---- Provided records
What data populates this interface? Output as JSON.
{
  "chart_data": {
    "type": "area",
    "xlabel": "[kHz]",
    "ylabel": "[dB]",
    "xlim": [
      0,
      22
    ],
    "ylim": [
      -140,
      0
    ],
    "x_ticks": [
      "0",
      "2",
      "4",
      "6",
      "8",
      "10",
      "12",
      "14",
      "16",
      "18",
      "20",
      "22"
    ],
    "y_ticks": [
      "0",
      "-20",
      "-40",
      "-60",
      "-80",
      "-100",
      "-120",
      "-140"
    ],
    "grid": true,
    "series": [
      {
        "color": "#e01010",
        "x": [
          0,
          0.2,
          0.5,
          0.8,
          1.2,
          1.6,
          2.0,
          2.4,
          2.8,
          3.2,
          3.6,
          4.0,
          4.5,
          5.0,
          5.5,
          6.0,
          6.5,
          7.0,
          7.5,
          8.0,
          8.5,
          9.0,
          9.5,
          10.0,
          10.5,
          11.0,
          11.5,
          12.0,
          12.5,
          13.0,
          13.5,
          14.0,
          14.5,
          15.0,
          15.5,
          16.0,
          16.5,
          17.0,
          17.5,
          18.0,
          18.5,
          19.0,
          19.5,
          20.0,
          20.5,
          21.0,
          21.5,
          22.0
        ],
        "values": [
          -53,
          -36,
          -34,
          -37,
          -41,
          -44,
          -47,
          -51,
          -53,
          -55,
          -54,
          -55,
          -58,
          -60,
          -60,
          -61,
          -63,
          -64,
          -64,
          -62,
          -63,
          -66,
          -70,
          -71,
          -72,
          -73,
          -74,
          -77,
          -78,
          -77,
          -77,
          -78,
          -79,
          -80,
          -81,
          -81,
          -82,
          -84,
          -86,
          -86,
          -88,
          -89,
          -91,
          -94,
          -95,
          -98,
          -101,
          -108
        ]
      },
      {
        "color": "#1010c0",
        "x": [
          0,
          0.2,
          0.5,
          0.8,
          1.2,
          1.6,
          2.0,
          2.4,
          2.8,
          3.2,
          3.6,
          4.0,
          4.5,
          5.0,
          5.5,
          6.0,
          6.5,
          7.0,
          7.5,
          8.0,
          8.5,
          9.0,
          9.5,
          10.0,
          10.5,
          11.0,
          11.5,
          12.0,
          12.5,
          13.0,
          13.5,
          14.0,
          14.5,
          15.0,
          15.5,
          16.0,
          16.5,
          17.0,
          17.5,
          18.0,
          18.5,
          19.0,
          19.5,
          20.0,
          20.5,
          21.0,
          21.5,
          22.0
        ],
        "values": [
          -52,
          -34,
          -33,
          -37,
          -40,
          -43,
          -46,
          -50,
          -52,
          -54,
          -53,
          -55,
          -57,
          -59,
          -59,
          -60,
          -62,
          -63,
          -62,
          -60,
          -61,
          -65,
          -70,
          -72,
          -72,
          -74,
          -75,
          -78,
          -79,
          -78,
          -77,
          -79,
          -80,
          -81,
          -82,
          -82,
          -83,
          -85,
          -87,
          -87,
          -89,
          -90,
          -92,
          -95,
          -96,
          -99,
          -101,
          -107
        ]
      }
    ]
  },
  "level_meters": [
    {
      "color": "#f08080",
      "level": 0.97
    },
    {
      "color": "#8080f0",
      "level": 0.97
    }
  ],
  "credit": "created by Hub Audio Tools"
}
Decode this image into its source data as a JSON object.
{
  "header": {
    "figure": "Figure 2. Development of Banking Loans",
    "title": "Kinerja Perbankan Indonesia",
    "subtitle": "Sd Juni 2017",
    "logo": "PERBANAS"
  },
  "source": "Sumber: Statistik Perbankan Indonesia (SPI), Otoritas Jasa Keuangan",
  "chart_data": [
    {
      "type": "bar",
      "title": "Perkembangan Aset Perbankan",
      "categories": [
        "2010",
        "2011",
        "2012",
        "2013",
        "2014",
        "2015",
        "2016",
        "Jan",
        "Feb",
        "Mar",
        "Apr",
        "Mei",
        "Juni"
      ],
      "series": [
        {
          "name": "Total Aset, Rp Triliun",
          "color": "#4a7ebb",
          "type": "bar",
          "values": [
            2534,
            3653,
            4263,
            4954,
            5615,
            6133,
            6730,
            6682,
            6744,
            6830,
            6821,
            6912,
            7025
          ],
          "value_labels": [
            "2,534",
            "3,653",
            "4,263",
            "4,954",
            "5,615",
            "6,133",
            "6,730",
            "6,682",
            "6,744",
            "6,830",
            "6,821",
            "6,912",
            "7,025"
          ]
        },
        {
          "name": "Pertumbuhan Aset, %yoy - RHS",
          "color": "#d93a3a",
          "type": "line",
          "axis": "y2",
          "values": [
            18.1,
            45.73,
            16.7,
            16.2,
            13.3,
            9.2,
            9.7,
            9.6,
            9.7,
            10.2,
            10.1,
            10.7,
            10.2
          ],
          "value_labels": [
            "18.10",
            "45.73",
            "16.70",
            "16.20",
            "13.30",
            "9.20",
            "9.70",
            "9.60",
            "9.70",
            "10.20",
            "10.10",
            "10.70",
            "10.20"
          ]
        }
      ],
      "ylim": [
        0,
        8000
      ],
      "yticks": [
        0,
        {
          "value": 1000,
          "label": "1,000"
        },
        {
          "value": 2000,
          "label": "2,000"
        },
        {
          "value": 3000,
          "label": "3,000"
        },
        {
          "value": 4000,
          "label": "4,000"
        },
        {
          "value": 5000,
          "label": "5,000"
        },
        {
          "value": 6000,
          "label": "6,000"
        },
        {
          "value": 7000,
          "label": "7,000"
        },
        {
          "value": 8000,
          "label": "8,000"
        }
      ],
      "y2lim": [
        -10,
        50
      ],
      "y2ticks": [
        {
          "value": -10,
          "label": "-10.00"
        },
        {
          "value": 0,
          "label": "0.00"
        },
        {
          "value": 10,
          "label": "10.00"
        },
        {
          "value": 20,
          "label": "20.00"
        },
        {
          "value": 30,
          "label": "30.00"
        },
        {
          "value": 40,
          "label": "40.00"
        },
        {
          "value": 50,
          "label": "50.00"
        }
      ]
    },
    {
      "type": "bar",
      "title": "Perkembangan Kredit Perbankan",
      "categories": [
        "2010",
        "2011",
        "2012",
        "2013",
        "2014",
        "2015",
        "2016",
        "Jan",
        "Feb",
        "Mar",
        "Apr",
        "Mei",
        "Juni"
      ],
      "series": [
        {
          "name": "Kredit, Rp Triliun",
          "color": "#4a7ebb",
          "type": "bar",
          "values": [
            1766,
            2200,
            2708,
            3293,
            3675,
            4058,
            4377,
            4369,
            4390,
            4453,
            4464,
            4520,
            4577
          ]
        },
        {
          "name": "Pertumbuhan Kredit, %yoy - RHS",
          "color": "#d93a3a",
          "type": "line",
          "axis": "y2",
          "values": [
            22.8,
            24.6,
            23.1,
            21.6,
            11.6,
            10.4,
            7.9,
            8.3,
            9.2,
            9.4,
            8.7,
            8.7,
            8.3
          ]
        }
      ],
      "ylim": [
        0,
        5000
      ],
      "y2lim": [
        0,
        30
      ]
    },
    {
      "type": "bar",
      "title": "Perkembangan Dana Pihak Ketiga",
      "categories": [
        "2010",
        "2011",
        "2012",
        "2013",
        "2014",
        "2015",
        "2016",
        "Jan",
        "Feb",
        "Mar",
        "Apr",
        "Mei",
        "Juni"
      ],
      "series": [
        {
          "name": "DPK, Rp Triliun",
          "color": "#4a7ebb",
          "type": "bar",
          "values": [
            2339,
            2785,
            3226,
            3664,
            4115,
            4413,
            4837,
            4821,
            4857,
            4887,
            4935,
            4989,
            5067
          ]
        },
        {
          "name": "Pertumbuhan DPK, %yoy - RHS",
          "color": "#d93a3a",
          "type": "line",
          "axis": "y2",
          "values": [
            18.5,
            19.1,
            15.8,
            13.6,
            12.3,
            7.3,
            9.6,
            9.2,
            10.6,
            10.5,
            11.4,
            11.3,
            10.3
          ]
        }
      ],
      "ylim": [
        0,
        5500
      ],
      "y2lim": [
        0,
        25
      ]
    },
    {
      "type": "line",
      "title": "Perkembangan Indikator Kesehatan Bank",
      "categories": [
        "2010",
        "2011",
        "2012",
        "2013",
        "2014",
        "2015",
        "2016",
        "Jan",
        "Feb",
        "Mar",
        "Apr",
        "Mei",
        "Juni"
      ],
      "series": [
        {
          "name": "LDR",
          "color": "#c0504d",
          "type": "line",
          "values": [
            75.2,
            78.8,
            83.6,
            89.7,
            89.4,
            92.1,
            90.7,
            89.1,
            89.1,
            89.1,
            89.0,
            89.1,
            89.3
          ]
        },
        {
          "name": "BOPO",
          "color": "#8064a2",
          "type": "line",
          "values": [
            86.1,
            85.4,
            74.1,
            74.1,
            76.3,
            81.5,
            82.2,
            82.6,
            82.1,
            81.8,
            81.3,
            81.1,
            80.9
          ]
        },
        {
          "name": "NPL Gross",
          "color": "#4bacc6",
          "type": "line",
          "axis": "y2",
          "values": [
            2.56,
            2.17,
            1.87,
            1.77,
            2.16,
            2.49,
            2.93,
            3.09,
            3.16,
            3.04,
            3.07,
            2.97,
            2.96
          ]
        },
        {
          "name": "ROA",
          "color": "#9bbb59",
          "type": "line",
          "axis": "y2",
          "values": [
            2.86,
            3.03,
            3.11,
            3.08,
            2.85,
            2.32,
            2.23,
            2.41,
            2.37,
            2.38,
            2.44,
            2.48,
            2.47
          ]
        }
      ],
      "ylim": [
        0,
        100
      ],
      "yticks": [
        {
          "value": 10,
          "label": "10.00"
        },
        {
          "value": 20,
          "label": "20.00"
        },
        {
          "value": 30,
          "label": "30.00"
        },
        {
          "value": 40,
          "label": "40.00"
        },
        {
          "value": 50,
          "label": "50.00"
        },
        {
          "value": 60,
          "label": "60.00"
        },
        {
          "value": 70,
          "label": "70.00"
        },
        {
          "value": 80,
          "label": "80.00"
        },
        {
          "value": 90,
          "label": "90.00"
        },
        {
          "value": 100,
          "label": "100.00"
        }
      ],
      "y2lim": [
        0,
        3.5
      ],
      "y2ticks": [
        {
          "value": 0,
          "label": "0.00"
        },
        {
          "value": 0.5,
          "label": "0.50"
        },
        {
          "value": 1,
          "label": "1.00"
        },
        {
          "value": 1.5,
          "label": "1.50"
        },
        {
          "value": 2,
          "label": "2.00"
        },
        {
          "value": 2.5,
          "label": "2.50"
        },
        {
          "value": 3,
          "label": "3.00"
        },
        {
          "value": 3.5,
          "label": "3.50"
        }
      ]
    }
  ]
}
--------
What is being asked – Scan the material above. Copy each line that holds the word "Indonesia".

Response below –
    "title": "Kinerja Perbankan Indonesia",
  "source": "Sumber: Statistik Perbankan Indonesia (SPI), Otoritas Jasa Keuangan",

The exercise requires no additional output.